• _TASK DETAILS_
Print the entire listing. Each line must match the original exactly.

************

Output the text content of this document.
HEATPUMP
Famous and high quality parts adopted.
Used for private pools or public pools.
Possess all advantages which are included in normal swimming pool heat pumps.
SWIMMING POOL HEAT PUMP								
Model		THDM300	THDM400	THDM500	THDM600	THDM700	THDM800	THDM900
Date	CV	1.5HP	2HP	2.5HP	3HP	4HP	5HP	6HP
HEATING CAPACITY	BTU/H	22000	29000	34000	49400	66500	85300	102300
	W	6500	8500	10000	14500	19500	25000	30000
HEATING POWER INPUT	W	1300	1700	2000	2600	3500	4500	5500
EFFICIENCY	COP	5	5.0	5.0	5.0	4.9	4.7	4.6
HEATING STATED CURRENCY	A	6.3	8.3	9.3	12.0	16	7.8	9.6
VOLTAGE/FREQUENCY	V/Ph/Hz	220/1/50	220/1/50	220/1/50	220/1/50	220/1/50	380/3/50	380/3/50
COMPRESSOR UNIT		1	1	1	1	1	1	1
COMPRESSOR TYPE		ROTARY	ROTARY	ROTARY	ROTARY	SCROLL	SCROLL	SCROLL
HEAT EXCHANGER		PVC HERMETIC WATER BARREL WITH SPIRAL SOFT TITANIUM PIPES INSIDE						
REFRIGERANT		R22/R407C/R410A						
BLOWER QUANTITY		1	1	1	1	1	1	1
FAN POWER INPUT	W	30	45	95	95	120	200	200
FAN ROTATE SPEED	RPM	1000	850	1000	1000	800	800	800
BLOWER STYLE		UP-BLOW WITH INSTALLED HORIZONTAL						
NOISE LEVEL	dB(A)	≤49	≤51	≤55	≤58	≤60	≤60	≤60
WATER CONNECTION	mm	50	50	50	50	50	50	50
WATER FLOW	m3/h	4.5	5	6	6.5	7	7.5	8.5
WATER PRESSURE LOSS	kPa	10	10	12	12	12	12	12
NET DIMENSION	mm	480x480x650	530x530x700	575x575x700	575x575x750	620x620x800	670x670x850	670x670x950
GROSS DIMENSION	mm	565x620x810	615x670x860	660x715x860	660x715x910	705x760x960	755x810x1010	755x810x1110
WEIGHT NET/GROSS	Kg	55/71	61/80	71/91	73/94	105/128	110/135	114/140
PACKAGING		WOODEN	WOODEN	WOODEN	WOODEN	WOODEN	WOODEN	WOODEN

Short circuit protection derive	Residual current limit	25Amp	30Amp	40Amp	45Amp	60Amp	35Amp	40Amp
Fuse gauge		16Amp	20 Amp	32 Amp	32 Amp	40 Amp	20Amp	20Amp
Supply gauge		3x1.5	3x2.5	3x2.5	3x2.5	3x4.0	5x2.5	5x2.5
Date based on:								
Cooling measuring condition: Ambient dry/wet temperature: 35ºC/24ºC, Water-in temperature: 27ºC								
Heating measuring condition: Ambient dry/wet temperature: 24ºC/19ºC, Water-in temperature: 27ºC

************

• _SOLUTION TO THE PROBLEM_
Output the text content of this document.
HEATPUMP
Famous and high quality parts adopted.
Used for private pools or public pools.
Possess all advantages which are included in normal swimming pool heat pumps.
SWIMMING POOL HEAT PUMP								
Model		THDM300	THDM400	THDM500	THDM600	THDM700	THDM800	THDM900
Date	CV	1.5HP	2HP	2.5HP	3HP	4HP	5HP	6HP
HEATING CAPACITY	BTU/H	22000	29000	34000	49400	66500	85300	102300
	W	6500	8500	10000	14500	19500	25000	30000
HEATING POWER INPUT	W	1300	1700	2000	2600	3500	4500	5500
EFFICIENCY	COP	5	5.0	5.0	5.0	4.9	4.7	4.6
HEATING STATED CURRENCY	A	6.3	8.3	9.3	12.0	16	7.8	9.6
VOLTAGE/FREQUENCY	V/Ph/Hz	220/1/50	220/1/50	220/1/50	220/1/50	220/1/50	380/3/50	380/3/50
COMPRESSOR UNIT		1	1	1	1	1	1	1
COMPRESSOR TYPE		ROTARY	ROTARY	ROTARY	ROTARY	SCROLL	SCROLL	SCROLL
HEAT EXCHANGER		PVC HERMETIC WATER BARREL WITH SPIRAL SOFT TITANIUM PIPES INSIDE						
REFRIGERANT		R22/R407C/R410A						
BLOWER QUANTITY		1	1	1	1	1	1	1
FAN POWER INPUT	W	30	45	95	95	120	200	200
FAN ROTATE SPEED	RPM	1000	850	1000	1000	800	800	800
BLOWER STYLE		UP-BLOW WITH INSTALLED HORIZONTAL						
NOISE LEVEL	dB(A)	≤49	≤51	≤55	≤58	≤60	≤60	≤60
WATER CONNECTION	mm	50	50	50	50	50	50	50
WATER FLOW	m3/h	4.5	5	6	6.5	7	7.5	8.5
WATER PRESSURE LOSS	kPa	10	10	12	12	12	12	12
NET DIMENSION	mm	480x480x650	530x530x700	575x575x700	575x575x750	620x620x800	670x670x850	670x670x950
GROSS DIMENSION	mm	565x620x810	615x670x860	660x715x860	660x715x910	705x760x960	755x810x1010	755x810x1110
WEIGHT NET/GROSS	Kg	55/71	61/80	71/91	73/94	105/128	110/135	114/140
PACKAGING		WOODEN	WOODEN	WOODEN	WOODEN	WOODEN	WOODEN	WOODEN

Short circuit protection derive	Residual current limit	25Amp	30Amp	40Amp	45Amp	60Amp	35Amp	40Amp
Fuse gauge		16Amp	20 Amp	32 Amp	32 Amp	40 Amp	20Amp	20Amp
Supply gauge		3x1.5	3x2.5	3x2.5	3x2.5	3x4.0	5x2.5	5x2.5
Date based on:								
Cooling measuring condition: Ambient dry/wet temperature: 35ºC/24ºC, Water-in temperature: 27ºC								
Heating measuring condition: Ambient dry/wet temperature: 24ºC/19ºC, Water-in temperature: 27ºC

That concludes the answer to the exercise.